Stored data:
* begin *

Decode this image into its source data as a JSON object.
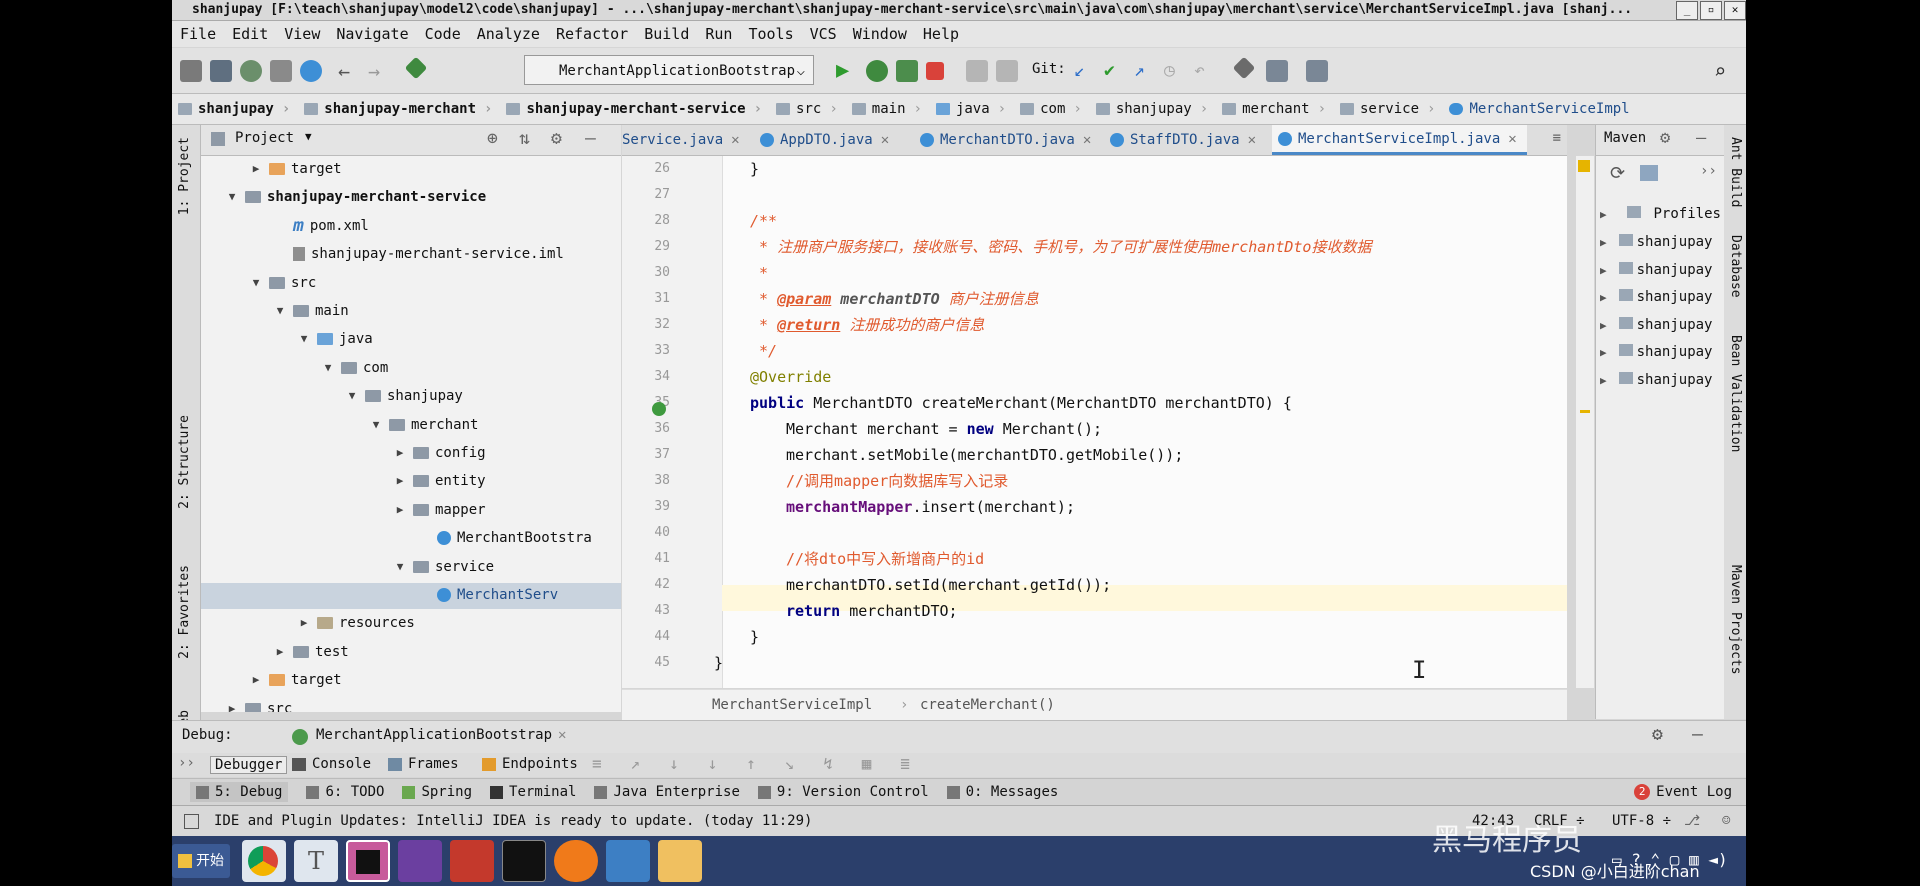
{
  "window": {
    "title": "shanjupay [F:\\teach\\shanjupay\\model2\\code\\shanjupay] - ...\\shanjupay-merchant\\shanjupay-merchant-service\\src\\main\\java\\com\\shanjupay\\merchant\\service\\MerchantServiceImpl.java [shanj..."
  },
  "menu": [
    "File",
    "Edit",
    "View",
    "Navigate",
    "Code",
    "Analyze",
    "Refactor",
    "Build",
    "Run",
    "Tools",
    "VCS",
    "Window",
    "Help"
  ],
  "toolbar": {
    "run_config": "MerchantApplicationBootstrap",
    "git_label": "Git:"
  },
  "breadcrumbs": [
    "shanjupay",
    "shanjupay-merchant",
    "shanjupay-merchant-service",
    "src",
    "main",
    "java",
    "com",
    "shanjupay",
    "merchant",
    "service",
    "MerchantServiceImpl"
  ],
  "project_panel": {
    "title": "Project",
    "tree": [
      {
        "label": "target",
        "depth": 3,
        "arrow": "▶",
        "kind": "orange"
      },
      {
        "label": "shanjupay-merchant-service",
        "depth": 2,
        "arrow": "▼",
        "kind": "module"
      },
      {
        "label": "pom.xml",
        "depth": 4,
        "arrow": "",
        "kind": "maven"
      },
      {
        "label": "shanjupay-merchant-service.iml",
        "depth": 4,
        "arrow": "",
        "kind": "file"
      },
      {
        "label": "src",
        "depth": 3,
        "arrow": "▼",
        "kind": "folder"
      },
      {
        "label": "main",
        "depth": 4,
        "arrow": "▼",
        "kind": "folder"
      },
      {
        "label": "java",
        "depth": 5,
        "arrow": "▼",
        "kind": "blue"
      },
      {
        "label": "com",
        "depth": 6,
        "arrow": "▼",
        "kind": "folder"
      },
      {
        "label": "shanjupay",
        "depth": 7,
        "arrow": "▼",
        "kind": "folder"
      },
      {
        "label": "merchant",
        "depth": 8,
        "arrow": "▼",
        "kind": "folder"
      },
      {
        "label": "config",
        "depth": 9,
        "arrow": "▶",
        "kind": "folder"
      },
      {
        "label": "entity",
        "depth": 9,
        "arrow": "▶",
        "kind": "folder"
      },
      {
        "label": "mapper",
        "depth": 9,
        "arrow": "▶",
        "kind": "folder"
      },
      {
        "label": "MerchantBootstra",
        "depth": 10,
        "arrow": "",
        "kind": "class"
      },
      {
        "label": "service",
        "depth": 9,
        "arrow": "▼",
        "kind": "folder"
      },
      {
        "label": "MerchantServ",
        "depth": 10,
        "arrow": "",
        "kind": "class-sel"
      },
      {
        "label": "resources",
        "depth": 5,
        "arrow": "▶",
        "kind": "res"
      },
      {
        "label": "test",
        "depth": 4,
        "arrow": "▶",
        "kind": "folder"
      },
      {
        "label": "target",
        "depth": 3,
        "arrow": "▶",
        "kind": "orange"
      },
      {
        "label": "src",
        "depth": 2,
        "arrow": "▶",
        "kind": "folder"
      }
    ]
  },
  "editor_tabs": [
    "Service.java",
    "AppDTO.java",
    "MerchantDTO.java",
    "StaffDTO.java",
    "MerchantServiceImpl.java"
  ],
  "code": {
    "lines": [
      26,
      27,
      28,
      29,
      30,
      31,
      32,
      33,
      34,
      35,
      36,
      37,
      38,
      39,
      40,
      41,
      42,
      43,
      44,
      45
    ],
    "l26": "}",
    "l28": "/**",
    "l29_a": " * 注册商户服务接口，接收账号、密码、手机号，为了可扩展性使用",
    "l29_b": "merchantDto",
    "l29_c": "接收数据",
    "l30": " *",
    "l31_a": " * ",
    "l31_b": "@param",
    "l31_c": " merchantDTO",
    "l31_d": " 商户注册信息",
    "l32_a": " * ",
    "l32_b": "@return",
    "l32_c": " 注册成功的商户信息",
    "l33": " */",
    "l34": "@Override",
    "l35_kw": "public",
    "l35": " MerchantDTO createMerchant(MerchantDTO merchantDTO) {",
    "l36_a": "Merchant merchant = ",
    "l36_kw": "new",
    "l36_b": " Merchant();",
    "l37": "merchant.setMobile(merchantDTO.getMobile());",
    "l38": "//调用mapper向数据库写入记录",
    "l39_a": "merchantMapper",
    "l39_b": ".insert(merchant);",
    "l41": "//将dto中写入新增商户的id",
    "l42": "merchantDTO.setId(merchant.getId());",
    "l43_kw": "return",
    "l43": " merchantDTO;",
    "l44": "}",
    "l45": "}"
  },
  "editor_breadcrumb": [
    "MerchantServiceImpl",
    "createMerchant()"
  ],
  "maven_panel": {
    "title": "Maven",
    "profiles": "Profiles",
    "items": [
      "shanjupay",
      "shanjupay",
      "shanjupay",
      "shanjupay",
      "shanjupay",
      "shanjupay"
    ]
  },
  "side_labels": {
    "left": [
      "1: Project",
      "2: Structure",
      "2: Favorites",
      "Web"
    ],
    "right": [
      "Ant Build",
      "Database",
      "Bean Validation",
      "Maven Projects"
    ]
  },
  "debug": {
    "label": "Debug:",
    "session": "MerchantApplicationBootstrap",
    "tabs": [
      "Debugger",
      "Console",
      "Frames",
      "Endpoints"
    ]
  },
  "tool_windows": [
    "5: Debug",
    "6: TODO",
    "Spring",
    "Terminal",
    "Java Enterprise",
    "9: Version Control",
    "0: Messages"
  ],
  "event_log": {
    "count": "2",
    "label": "Event Log"
  },
  "status": {
    "message": "IDE and Plugin Updates: IntelliJ IDEA is ready to update. (today 11:29)",
    "position": "42:43",
    "line_sep": "CRLF ÷",
    "encoding": "UTF-8 ÷"
  },
  "taskbar": {
    "start": "开始"
  },
  "watermark": {
    "text": "黑马程序员",
    "credit": "CSDN @小白进阶chan"
  }
}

* end *

## GOAL
Each entry shown above must be quoted exactly, with its pictures left out.

## SOLUTION TO THE EXERCISE
Decode this image into its source data as a JSON object.
{
  "window": {
    "title": "shanjupay [F:\\teach\\shanjupay\\model2\\code\\shanjupay] - ...\\shanjupay-merchant\\shanjupay-merchant-service\\src\\main\\java\\com\\shanjupay\\merchant\\service\\MerchantServiceImpl.java [shanj..."
  },
  "menu": [
    "File",
    "Edit",
    "View",
    "Navigate",
    "Code",
    "Analyze",
    "Refactor",
    "Build",
    "Run",
    "Tools",
    "VCS",
    "Window",
    "Help"
  ],
  "toolbar": {
    "run_config": "MerchantApplicationBootstrap",
    "git_label": "Git:"
  },
  "breadcrumbs": [
    "shanjupay",
    "shanjupay-merchant",
    "shanjupay-merchant-service",
    "src",
    "main",
    "java",
    "com",
    "shanjupay",
    "merchant",
    "service",
    "MerchantServiceImpl"
  ],
  "project_panel": {
    "title": "Project",
    "tree": [
      {
        "label": "target",
        "depth": 3,
        "arrow": "▶",
        "kind": "orange"
      },
      {
        "label": "shanjupay-merchant-service",
        "depth": 2,
        "arrow": "▼",
        "kind": "module"
      },
      {
        "label": "pom.xml",
        "depth": 4,
        "arrow": "",
        "kind": "maven"
      },
      {
        "label": "shanjupay-merchant-service.iml",
        "depth": 4,
        "arrow": "",
        "kind": "file"
      },
      {
        "label": "src",
        "depth": 3,
        "arrow": "▼",
        "kind": "folder"
      },
      {
        "label": "main",
        "depth": 4,
        "arrow": "▼",
        "kind": "folder"
      },
      {
        "label": "java",
        "depth": 5,
        "arrow": "▼",
        "kind": "blue"
      },
      {
        "label": "com",
        "depth": 6,
        "arrow": "▼",
        "kind": "folder"
      },
      {
        "label": "shanjupay",
        "depth": 7,
        "arrow": "▼",
        "kind": "folder"
      },
      {
        "label": "merchant",
        "depth": 8,
        "arrow": "▼",
        "kind": "folder"
      },
      {
        "label": "config",
        "depth": 9,
        "arrow": "▶",
        "kind": "folder"
      },
      {
        "label": "entity",
        "depth": 9,
        "arrow": "▶",
        "kind": "folder"
      },
      {
        "label": "mapper",
        "depth": 9,
        "arrow": "▶",
        "kind": "folder"
      },
      {
        "label": "MerchantBootstra",
        "depth": 10,
        "arrow": "",
        "kind": "class"
      },
      {
        "label": "service",
        "depth": 9,
        "arrow": "▼",
        "kind": "folder"
      },
      {
        "label": "MerchantServ",
        "depth": 10,
        "arrow": "",
        "kind": "class-sel"
      },
      {
        "label": "resources",
        "depth": 5,
        "arrow": "▶",
        "kind": "res"
      },
      {
        "label": "test",
        "depth": 4,
        "arrow": "▶",
        "kind": "folder"
      },
      {
        "label": "target",
        "depth": 3,
        "arrow": "▶",
        "kind": "orange"
      },
      {
        "label": "src",
        "depth": 2,
        "arrow": "▶",
        "kind": "folder"
      }
    ]
  },
  "editor_tabs": [
    "Service.java",
    "AppDTO.java",
    "MerchantDTO.java",
    "StaffDTO.java",
    "MerchantServiceImpl.java"
  ],
  "code": {
    "lines": [
      26,
      27,
      28,
      29,
      30,
      31,
      32,
      33,
      34,
      35,
      36,
      37,
      38,
      39,
      40,
      41,
      42,
      43,
      44,
      45
    ],
    "l26": "}",
    "l28": "/**",
    "l29_a": " * 注册商户服务接口，接收账号、密码、手机号，为了可扩展性使用",
    "l29_b": "merchantDto",
    "l29_c": "接收数据",
    "l30": " *",
    "l31_a": " * ",
    "l31_b": "@param",
    "l31_c": " merchantDTO",
    "l31_d": " 商户注册信息",
    "l32_a": " * ",
    "l32_b": "@return",
    "l32_c": " 注册成功的商户信息",
    "l33": " */",
    "l34": "@Override",
    "l35_kw": "public",
    "l35": " MerchantDTO createMerchant(MerchantDTO merchantDTO) {",
    "l36_a": "Merchant merchant = ",
    "l36_kw": "new",
    "l36_b": " Merchant();",
    "l37": "merchant.setMobile(merchantDTO.getMobile());",
    "l38": "//调用mapper向数据库写入记录",
    "l39_a": "merchantMapper",
    "l39_b": ".insert(merchant);",
    "l41": "//将dto中写入新增商户的id",
    "l42": "merchantDTO.setId(merchant.getId());",
    "l43_kw": "return",
    "l43": " merchantDTO;",
    "l44": "}",
    "l45": "}"
  },
  "editor_breadcrumb": [
    "MerchantServiceImpl",
    "createMerchant()"
  ],
  "maven_panel": {
    "title": "Maven",
    "profiles": "Profiles",
    "items": [
      "shanjupay",
      "shanjupay",
      "shanjupay",
      "shanjupay",
      "shanjupay",
      "shanjupay"
    ]
  },
  "side_labels": {
    "left": [
      "1: Project",
      "2: Structure",
      "2: Favorites",
      "Web"
    ],
    "right": [
      "Ant Build",
      "Database",
      "Bean Validation",
      "Maven Projects"
    ]
  },
  "debug": {
    "label": "Debug:",
    "session": "MerchantApplicationBootstrap",
    "tabs": [
      "Debugger",
      "Console",
      "Frames",
      "Endpoints"
    ]
  },
  "tool_windows": [
    "5: Debug",
    "6: TODO",
    "Spring",
    "Terminal",
    "Java Enterprise",
    "9: Version Control",
    "0: Messages"
  ],
  "event_log": {
    "count": "2",
    "label": "Event Log"
  },
  "status": {
    "message": "IDE and Plugin Updates: IntelliJ IDEA is ready to update. (today 11:29)",
    "position": "42:43",
    "line_sep": "CRLF ÷",
    "encoding": "UTF-8 ÷"
  },
  "taskbar": {
    "start": "开始"
  },
  "watermark": {
    "text": "黑马程序员",
    "credit": "CSDN @小白进阶chan"
  }
}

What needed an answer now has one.